### What is asked
Transcribe the listing verbatim. Do not carry over any pictures.

Rows from a figure dataset
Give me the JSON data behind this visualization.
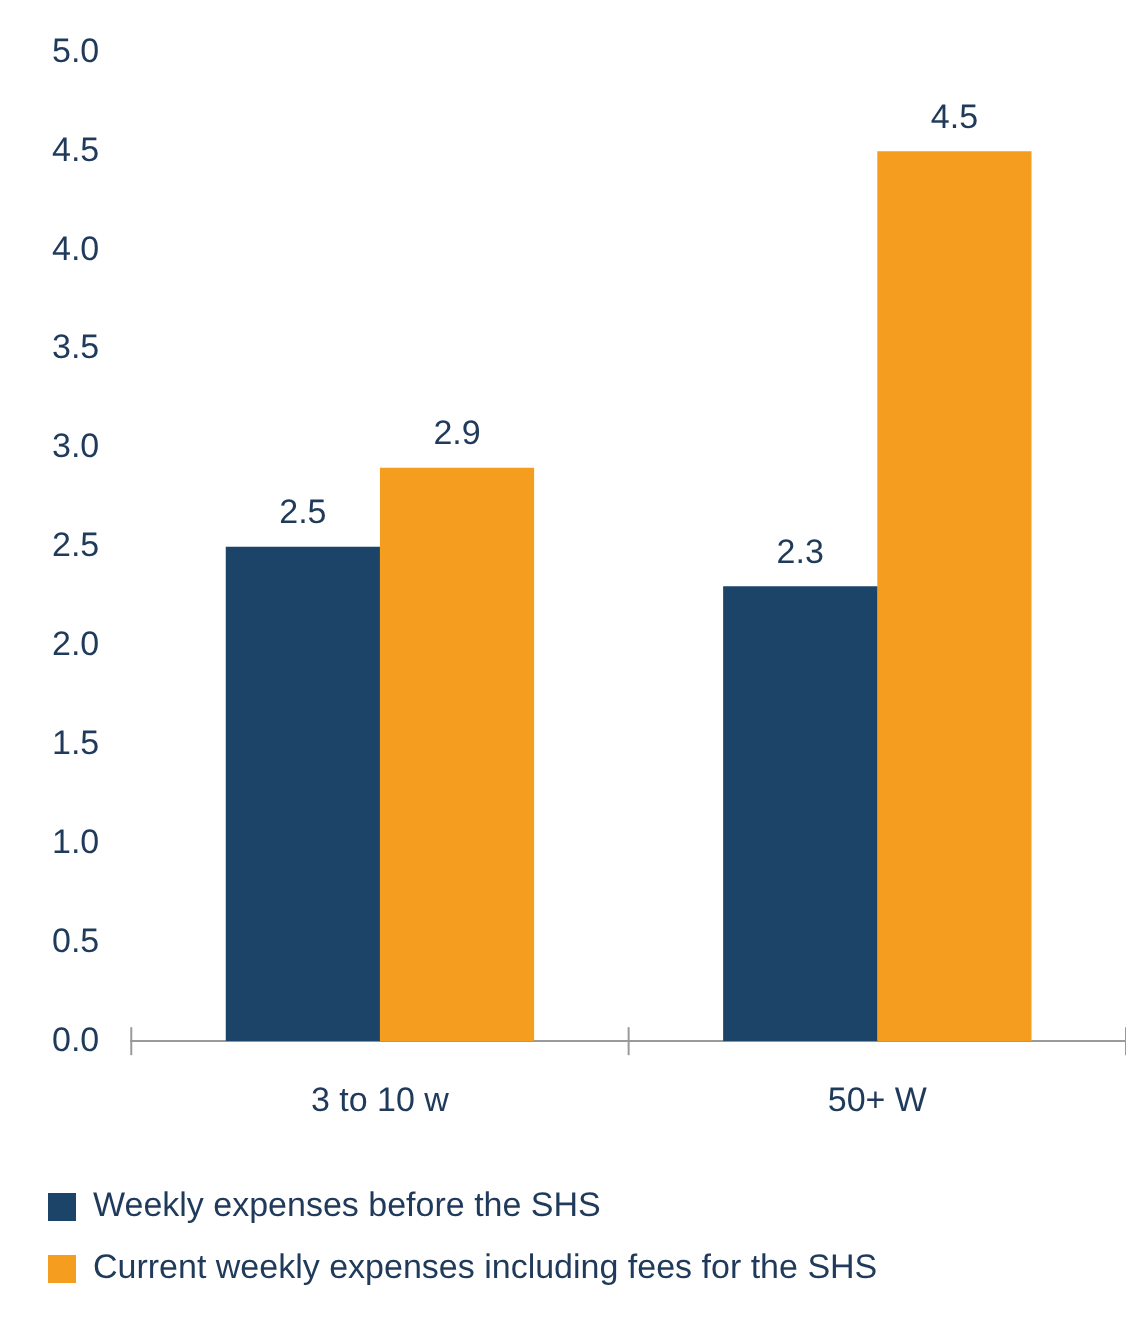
{
  "chart_data": {
    "type": "bar",
    "categories": [
      "3 to 10 w",
      "50+ W"
    ],
    "series": [
      {
        "name": "Weekly expenses before the SHS",
        "color": "#1c4468",
        "values": [
          2.5,
          2.3
        ]
      },
      {
        "name": "Current weekly expenses including fees for the SHS",
        "color": "#f49d1e",
        "values": [
          2.9,
          4.5
        ]
      }
    ],
    "ylim": [
      0,
      5
    ],
    "yticks": [
      {
        "value": 0,
        "label": "0.0"
      },
      {
        "value": 0.5,
        "label": "0.5"
      },
      {
        "value": 1,
        "label": "1.0"
      },
      {
        "value": 1.5,
        "label": "1.5"
      },
      {
        "value": 2,
        "label": "2.0"
      },
      {
        "value": 2.5,
        "label": "2.5"
      },
      {
        "value": 3,
        "label": "3.0"
      },
      {
        "value": 3.5,
        "label": "3.5"
      },
      {
        "value": 4,
        "label": "4.0"
      },
      {
        "value": 4.5,
        "label": "4.5"
      },
      {
        "value": 5,
        "label": "5.0"
      }
    ],
    "grid": false,
    "legend": "bottom",
    "data_labels": true
  }
}
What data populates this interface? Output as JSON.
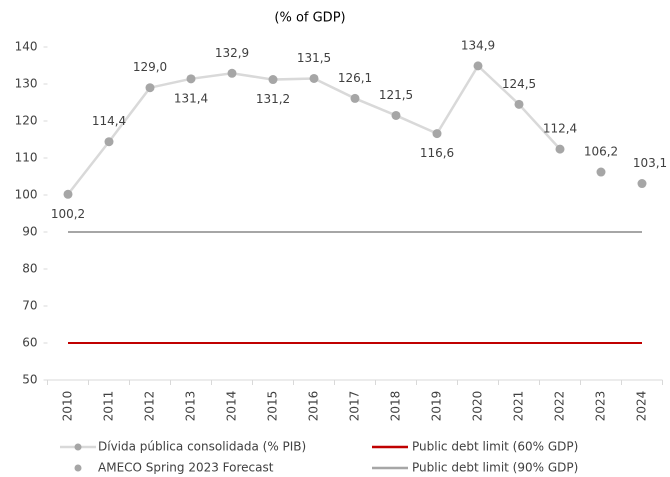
{
  "chart_data": {
    "type": "line",
    "title": "(% of GDP)",
    "categories": [
      "2010",
      "2011",
      "2012",
      "2013",
      "2014",
      "2015",
      "2016",
      "2017",
      "2018",
      "2019",
      "2020",
      "2021",
      "2022",
      "2023",
      "2024"
    ],
    "ylim": [
      50,
      140
    ],
    "yticks": [
      50,
      60,
      70,
      80,
      90,
      100,
      110,
      120,
      130,
      140
    ],
    "series": [
      {
        "name": "Dívida pública consolidada (% PIB)",
        "color": "#d9d9d9",
        "marker_color": "#a6a6a6",
        "line": true,
        "marker": true,
        "values": [
          100.2,
          114.4,
          129.0,
          131.4,
          132.9,
          131.2,
          131.5,
          126.1,
          121.5,
          116.6,
          134.9,
          124.5,
          112.4,
          null,
          null
        ],
        "value_labels": [
          "100,2",
          "114,4",
          "129,0",
          "131,4",
          "132,9",
          "131,2",
          "131,5",
          "126,1",
          "121,5",
          "116,6",
          "134,9",
          "124,5",
          "112,4",
          null,
          null
        ]
      },
      {
        "name": "AMECO Spring 2023 Forecast",
        "color": "#a6a6a6",
        "marker_color": "#a6a6a6",
        "line": false,
        "marker": true,
        "values": [
          null,
          null,
          null,
          null,
          null,
          null,
          null,
          null,
          null,
          null,
          null,
          null,
          null,
          106.2,
          103.1
        ],
        "value_labels": [
          null,
          null,
          null,
          null,
          null,
          null,
          null,
          null,
          null,
          null,
          null,
          null,
          null,
          "106,2",
          "103,1"
        ]
      },
      {
        "name": "Public debt limit (60% GDP)",
        "color": "#c00000",
        "line": true,
        "marker": false,
        "values": [
          60,
          60,
          60,
          60,
          60,
          60,
          60,
          60,
          60,
          60,
          60,
          60,
          60,
          60,
          60
        ]
      },
      {
        "name": "Public debt limit (90% GDP)",
        "color": "#a6a6a6",
        "line": true,
        "marker": false,
        "values": [
          90,
          90,
          90,
          90,
          90,
          90,
          90,
          90,
          90,
          90,
          90,
          90,
          90,
          90,
          90
        ]
      }
    ]
  }
}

### Exercise response
Give me the JSON data behind this visualization.
{
  "chart_data": {
    "type": "bar",
    "categories": [
      "3 to 10 w",
      "50+ W"
    ],
    "series": [
      {
        "name": "Weekly expenses before the SHS",
        "color": "#1c4468",
        "values": [
          2.5,
          2.3
        ]
      },
      {
        "name": "Current weekly expenses including fees for the SHS",
        "color": "#f49d1e",
        "values": [
          2.9,
          4.5
        ]
      }
    ],
    "ylim": [
      0,
      5
    ],
    "yticks": [
      {
        "value": 0,
        "label": "0.0"
      },
      {
        "value": 0.5,
        "label": "0.5"
      },
      {
        "value": 1,
        "label": "1.0"
      },
      {
        "value": 1.5,
        "label": "1.5"
      },
      {
        "value": 2,
        "label": "2.0"
      },
      {
        "value": 2.5,
        "label": "2.5"
      },
      {
        "value": 3,
        "label": "3.0"
      },
      {
        "value": 3.5,
        "label": "3.5"
      },
      {
        "value": 4,
        "label": "4.0"
      },
      {
        "value": 4.5,
        "label": "4.5"
      },
      {
        "value": 5,
        "label": "5.0"
      }
    ],
    "grid": false,
    "legend": "bottom",
    "data_labels": true
  }
}
What data populates this interface? Output as JSON.
{
  "chart_data": {
    "type": "line",
    "title": "(% of GDP)",
    "categories": [
      "2010",
      "2011",
      "2012",
      "2013",
      "2014",
      "2015",
      "2016",
      "2017",
      "2018",
      "2019",
      "2020",
      "2021",
      "2022",
      "2023",
      "2024"
    ],
    "ylim": [
      50,
      140
    ],
    "yticks": [
      50,
      60,
      70,
      80,
      90,
      100,
      110,
      120,
      130,
      140
    ],
    "series": [
      {
        "name": "Dívida pública consolidada (% PIB)",
        "color": "#d9d9d9",
        "marker_color": "#a6a6a6",
        "line": true,
        "marker": true,
        "values": [
          100.2,
          114.4,
          129.0,
          131.4,
          132.9,
          131.2,
          131.5,
          126.1,
          121.5,
          116.6,
          134.9,
          124.5,
          112.4,
          null,
          null
        ],
        "value_labels": [
          "100,2",
          "114,4",
          "129,0",
          "131,4",
          "132,9",
          "131,2",
          "131,5",
          "126,1",
          "121,5",
          "116,6",
          "134,9",
          "124,5",
          "112,4",
          null,
          null
        ]
      },
      {
        "name": "AMECO Spring 2023 Forecast",
        "color": "#a6a6a6",
        "marker_color": "#a6a6a6",
        "line": false,
        "marker": true,
        "values": [
          null,
          null,
          null,
          null,
          null,
          null,
          null,
          null,
          null,
          null,
          null,
          null,
          null,
          106.2,
          103.1
        ],
        "value_labels": [
          null,
          null,
          null,
          null,
          null,
          null,
          null,
          null,
          null,
          null,
          null,
          null,
          null,
          "106,2",
          "103,1"
        ]
      },
      {
        "name": "Public debt limit (60% GDP)",
        "color": "#c00000",
        "line": true,
        "marker": false,
        "values": [
          60,
          60,
          60,
          60,
          60,
          60,
          60,
          60,
          60,
          60,
          60,
          60,
          60,
          60,
          60
        ]
      },
      {
        "name": "Public debt limit (90% GDP)",
        "color": "#a6a6a6",
        "line": true,
        "marker": false,
        "values": [
          90,
          90,
          90,
          90,
          90,
          90,
          90,
          90,
          90,
          90,
          90,
          90,
          90,
          90,
          90
        ]
      }
    ]
  }
}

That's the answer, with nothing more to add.